→ **Data provided**:
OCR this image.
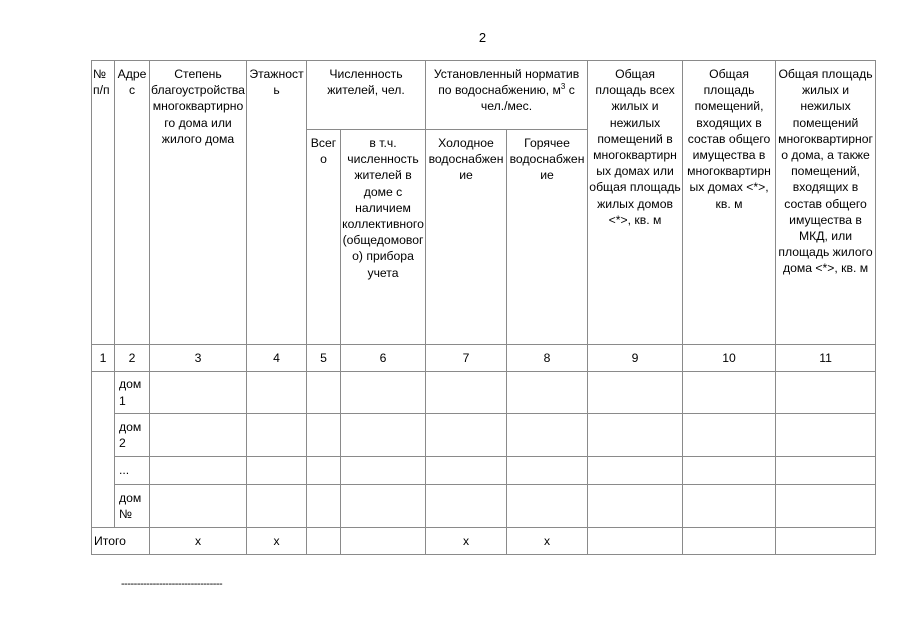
2
№ п/п	Адрес	Степень благоустройства многоквартирного дома или жилого дома	Этажность	Численность жителей, чел.		Установленный норматив по водоснабжению, $м^3$ с чел./мес.		Общая площадь всех жилых и нежилых помещений в многоквартирных домах или общая площадь жилых домов <*>, кв. м	Общая площадь помещений, входящих в состав общего имущества в многоквартирных домах <*>, кв. м	Общая площадь жилых и нежилых помещений многоквартирного дома, а также помещений, входящих в состав общего имущества в МКД, или площадь жилого дома <*>, кв. м
				Всего	в т.ч. численность жителей в доме с наличием коллективного (общедомового) прибора учета	Холодное водоснабжение	Горячее водоснабжение			
1	2	3	4	5	6	7	8	9	10	11
	дом 1									
	дом 2									
	...									
	дом №									
Итого		х	х			х	х			
--------------------------------
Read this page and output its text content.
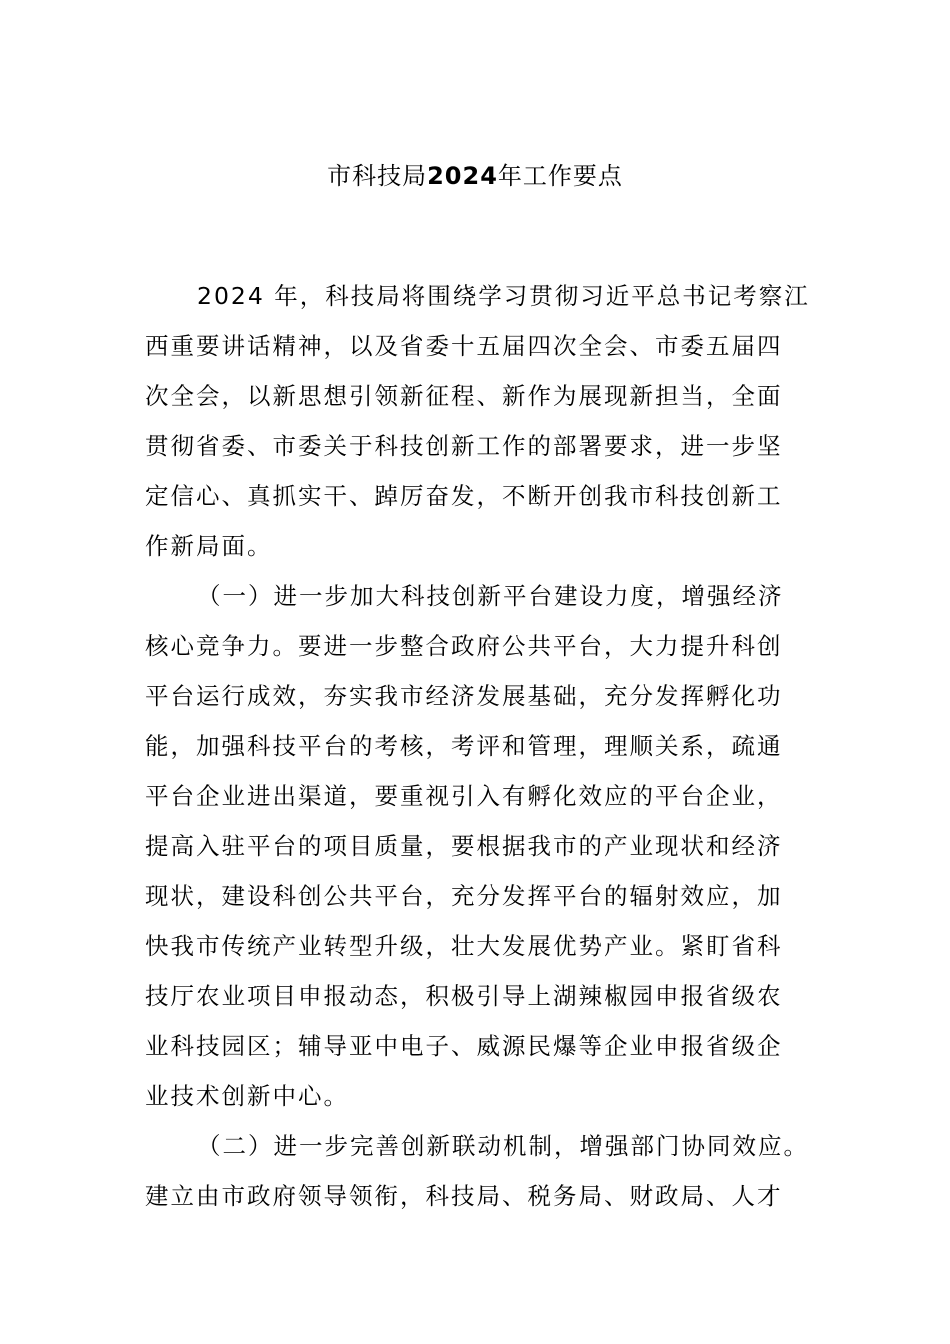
市科技局2024年工作要点
2024 年，科技局将围绕学习贯彻习近平总书记考察江
西重要讲话精神，以及省委十五届四次全会、市委五届四
次全会，以新思想引领新征程、新作为展现新担当，全面
贯彻省委、市委关于科技创新工作的部署要求，进一步坚
定信心、真抓实干、踔厉奋发，不断开创我市科技创新工
作新局面。
（一）进一步加大科技创新平台建设力度，增强经济
核心竞争力。要进一步整合政府公共平台，大力提升科创
平台运行成效，夯实我市经济发展基础，充分发挥孵化功
能，加强科技平台的考核，考评和管理，理顺关系，疏通
平台企业进出渠道，要重视引入有孵化效应的平台企业，
提高入驻平台的项目质量，要根据我市的产业现状和经济
现状，建设科创公共平台，充分发挥平台的辐射效应，加
快我市传统产业转型升级，壮大发展优势产业。紧盯省科
技厅农业项目申报动态，积极引导上湖辣椒园申报省级农
业科技园区；辅导亚中电子、威源民爆等企业申报省级企
业技术创新中心。
（二）进一步完善创新联动机制，增强部门协同效应。
建立由市政府领导领衔，科技局、税务局、财政局、人才
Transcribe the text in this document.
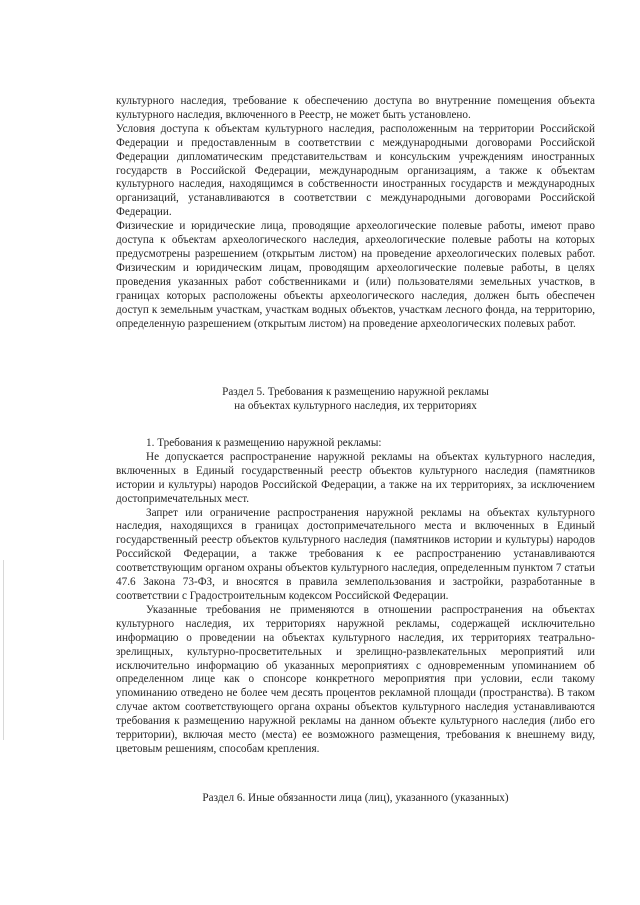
культурного наследия, требование к обеспечению доступа во внутренние помещения объекта культурного наследия, включенного в Реестр, не может быть установлено.

Условия доступа к объектам культурного наследия, расположенным на территории Российской Федерации и предоставленным в соответствии с международными договорами Российской Федерации дипломатическим представительствам и консульским учреждениям иностранных государств в Российской Федерации, международным организациям, а также к объектам культурного наследия, находящимся в собственности иностранных государств и международных организаций, устанавливаются в соответствии с международными договорами Российской Федерации.

Физические и юридические лица, проводящие археологические полевые работы, имеют право доступа к объектам археологического наследия, археологические полевые работы на которых предусмотрены разрешением (открытым листом) на проведение археологических полевых работ. Физическим и юридическим лицам, проводящим археологические полевые работы, в целях проведения указанных работ собственниками и (или) пользователями земельных участков, в границах которых расположены объекты археологического наследия, должен быть обеспечен доступ к земельным участкам, участкам водных объектов, участкам лесного фонда, на территорию, определенную разрешением (открытым листом) на проведение археологических полевых работ.

Раздел 5. Требования к размещению наружной рекламы
на объектах культурного наследия, их территориях

1. Требования к размещению наружной рекламы:

Не допускается распространение наружной рекламы на объектах культурного наследия, включенных в Единый государственный реестр объектов культурного наследия (памятников истории и культуры) народов Российской Федерации, а также на их территориях, за исключением достопримечательных мест.

Запрет или ограничение распространения наружной рекламы на объектах культурного наследия, находящихся в границах достопримечательного места и включенных в Единый государственный реестр объектов культурного наследия (памятников истории и культуры) народов Российской Федерации, а также требования к ее распространению устанавливаются соответствующим органом охраны объектов культурного наследия, определенным пунктом 7 статьи 47.6 Закона 73-ФЗ, и вносятся в правила землепользования и застройки, разработанные в соответствии с Градостроительным кодексом Российской Федерации.

Указанные требования не применяются в отношении распространения на объектах культурного наследия, их территориях наружной рекламы, содержащей исключительно информацию о проведении на объектах культурного наследия, их территориях театрально-зрелищных, культурно-просветительных и зрелищно-развлекательных мероприятий или исключительно информацию об указанных мероприятиях с одновременным упоминанием об определенном лице как о спонсоре конкретного мероприятия при условии, если такому упоминанию отведено не более чем десять процентов рекламной площади (пространства). В таком случае актом соответствующего органа охраны объектов культурного наследия устанавливаются требования к размещению наружной рекламы на данном объекте культурного наследия (либо его территории), включая место (места) ее возможного размещения, требования к внешнему виду, цветовым решениям, способам крепления.

Раздел 6. Иные обязанности лица (лиц), указанного (указанных)
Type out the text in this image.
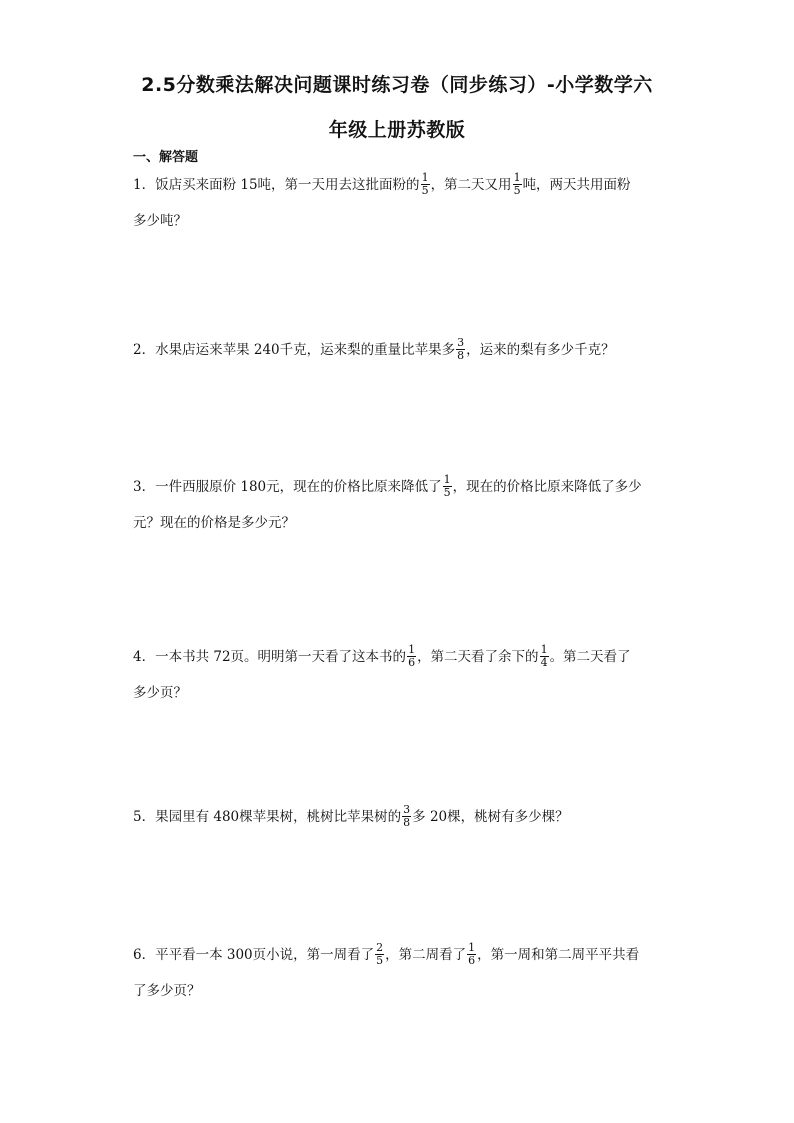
2.5分数乘法解决问题课时练习卷（同步练习）-小学数学六
年级上册苏教版
一、解答题
1．饭店买来面粉 15吨，第一天用去这批面粉的 $\frac{1}{5}$ ，第二天又用 $\frac{1}{5}$ 吨，两天共用面粉
多少吨？
2．水果店运来苹果 240千克，运来梨的重量比苹果多 $\frac{3}{8}$ ，运来的梨有多少千克？
3．一件西服原价 180元，现在的价格比原来降低了 $\frac{1}{5}$ ，现在的价格比原来降低了多少
元？现在的价格是多少元？
4．一本书共 72页。明明第一天看了这本书的 $\frac{1}{6}$ ，第二天看了余下的 $\frac{1}{4}$ 。第二天看了
多少页？
5．果园里有 480棵苹果树，桃树比苹果树的 $\frac{3}{8}$ 多 20棵，桃树有多少棵？
6．平平看一本 300页小说，第一周看了 $\frac{2}{5}$ ，第二周看了 $\frac{1}{6}$ ，第一周和第二周平平共看
了多少页？
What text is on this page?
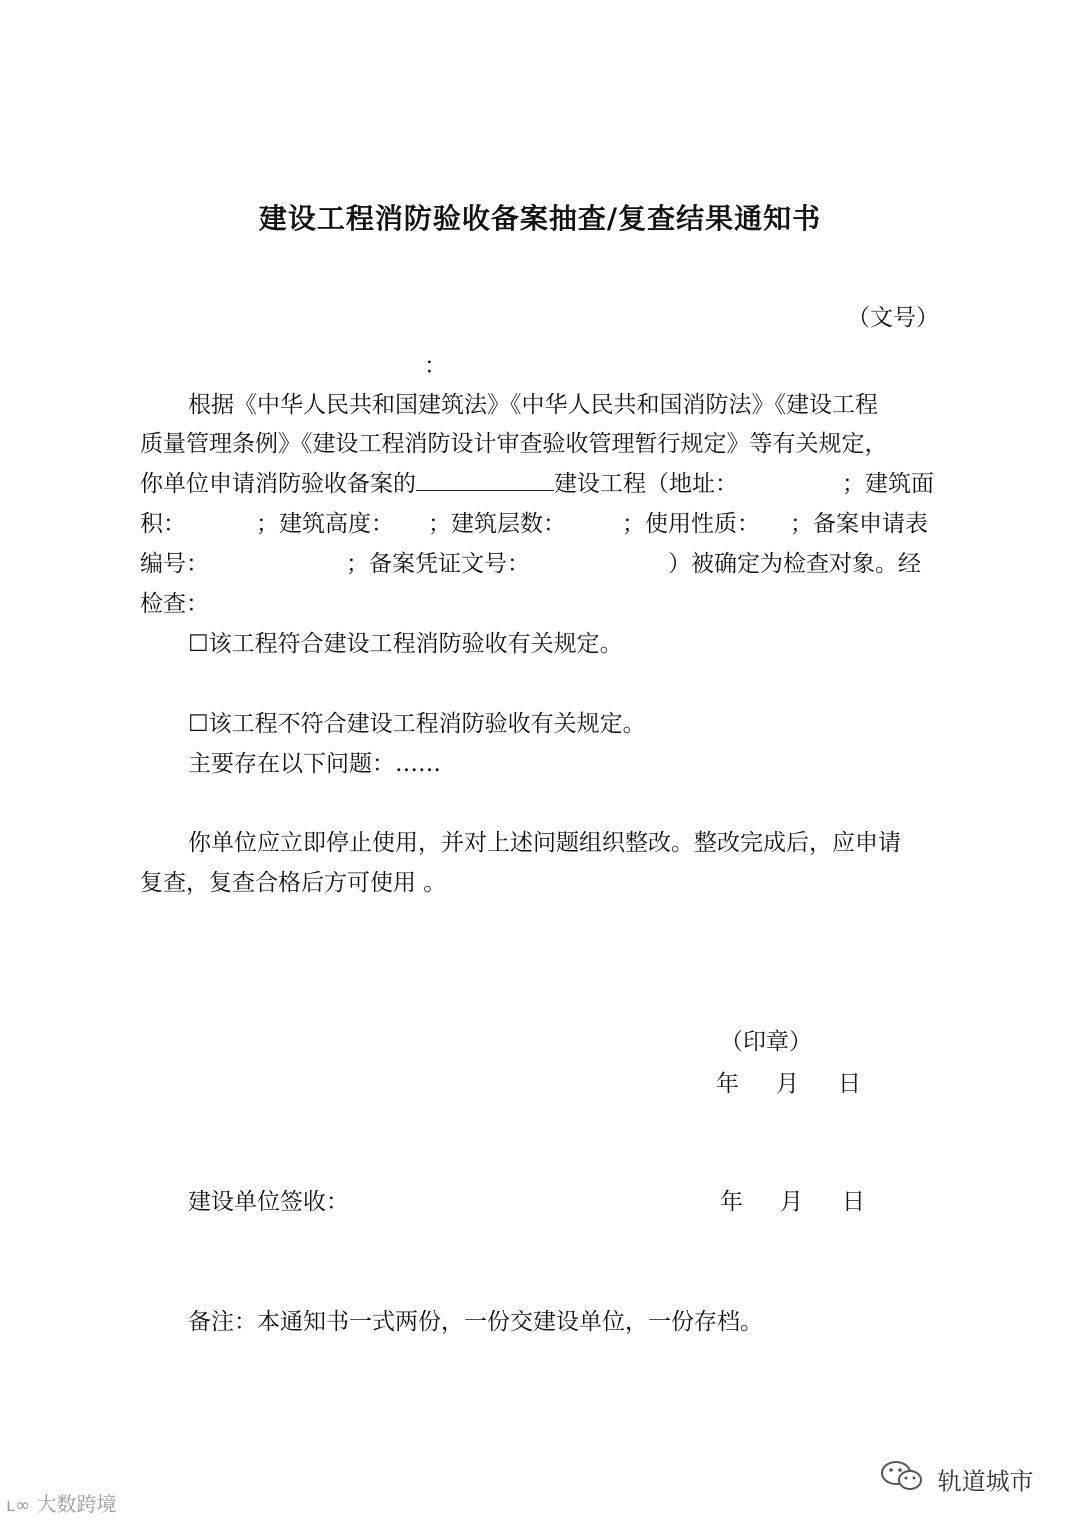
建设工程消防验收备案抽查/复查结果通知书
（文号）
：
根据《中华人民共和国建筑法》《中华人民共和国消防法》《建设工程
质量管理条例》《建设工程消防设计审查验收管理暂行规定》等有关规定，
你单位申请消防验收备案的	建设工程（地址：	；建筑面
积：	；建筑高度： ；建筑层数： ；使用性质： ；备案申请表
编号：	；备案凭证文号：	）被确定为检查对象。经
检查：
☐该工程符合建设工程消防验收有关规定。
☐该工程不符合建设工程消防验收有关规定。
主要存在以下问题：……
你单位应立即停止使用，并对上述问题组织整改。整改完成后，应申请
复查，复查合格后方可使用 。
（印章）
年 月 日
建设单位签收：	年 月 日
备注：本通知书一式两份，一份交建设单位，一份存档。
ʟ∞ 大数跨境
轨道城市
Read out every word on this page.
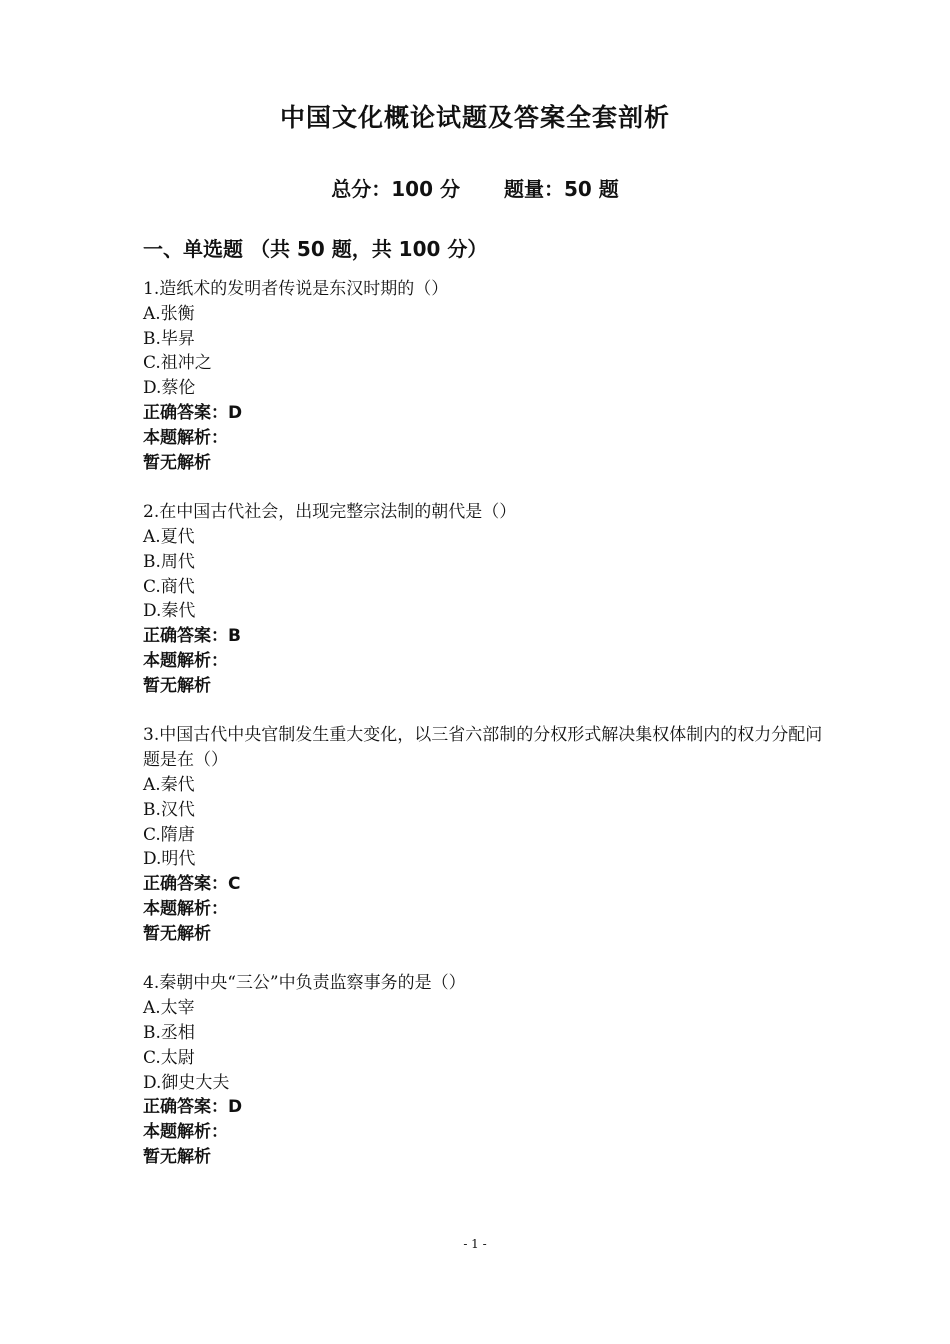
中国文化概论试题及答案全套剖析
总分：100 分 题量：50 题
一、单选题 （共 50 题，共 100 分）
1.造纸术的发明者传说是东汉时期的（）
A.张衡
B.毕昇
C.祖冲之
D.蔡伦
正确答案：D
本题解析：
暂无解析
2.在中国古代社会，出现完整宗法制的朝代是（）
A.夏代
B.周代
C.商代
D.秦代
正确答案：B
本题解析：
暂无解析
3.中国古代中央官制发生重大变化，以三省六部制的分权形式解决集权体制内的权力分配问题是在（）
A.秦代
B.汉代
C.隋唐
D.明代
正确答案：C
本题解析：
暂无解析
4.秦朝中央“三公”中负责监察事务的是（）
A.太宰
B.丞相
C.太尉
D.御史大夫
正确答案：D
本题解析：
暂无解析
- 1 -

→ **Aim of the task**: Copy out every line of the data that includes "frac".

→ **Solution for this problem**:
1．饭店买来面粉 15吨，第一天用去这批面粉的 $\frac{1}{5}$ ，第二天又用 $\frac{1}{5}$ 吨，两天共用面粉
2．水果店运来苹果 240千克，运来梨的重量比苹果多 $\frac{3}{8}$ ，运来的梨有多少千克？
3．一件西服原价 180元，现在的价格比原来降低了 $\frac{1}{5}$ ，现在的价格比原来降低了多少
4．一本书共 72页。明明第一天看了这本书的 $\frac{1}{6}$ ，第二天看了余下的 $\frac{1}{4}$ 。第二天看了
5．果园里有 480棵苹果树，桃树比苹果树的 $\frac{3}{8}$ 多 20棵，桃树有多少棵？
6．平平看一本 300页小说，第一周看了 $\frac{2}{5}$ ，第二周看了 $\frac{1}{6}$ ，第一周和第二周平平共看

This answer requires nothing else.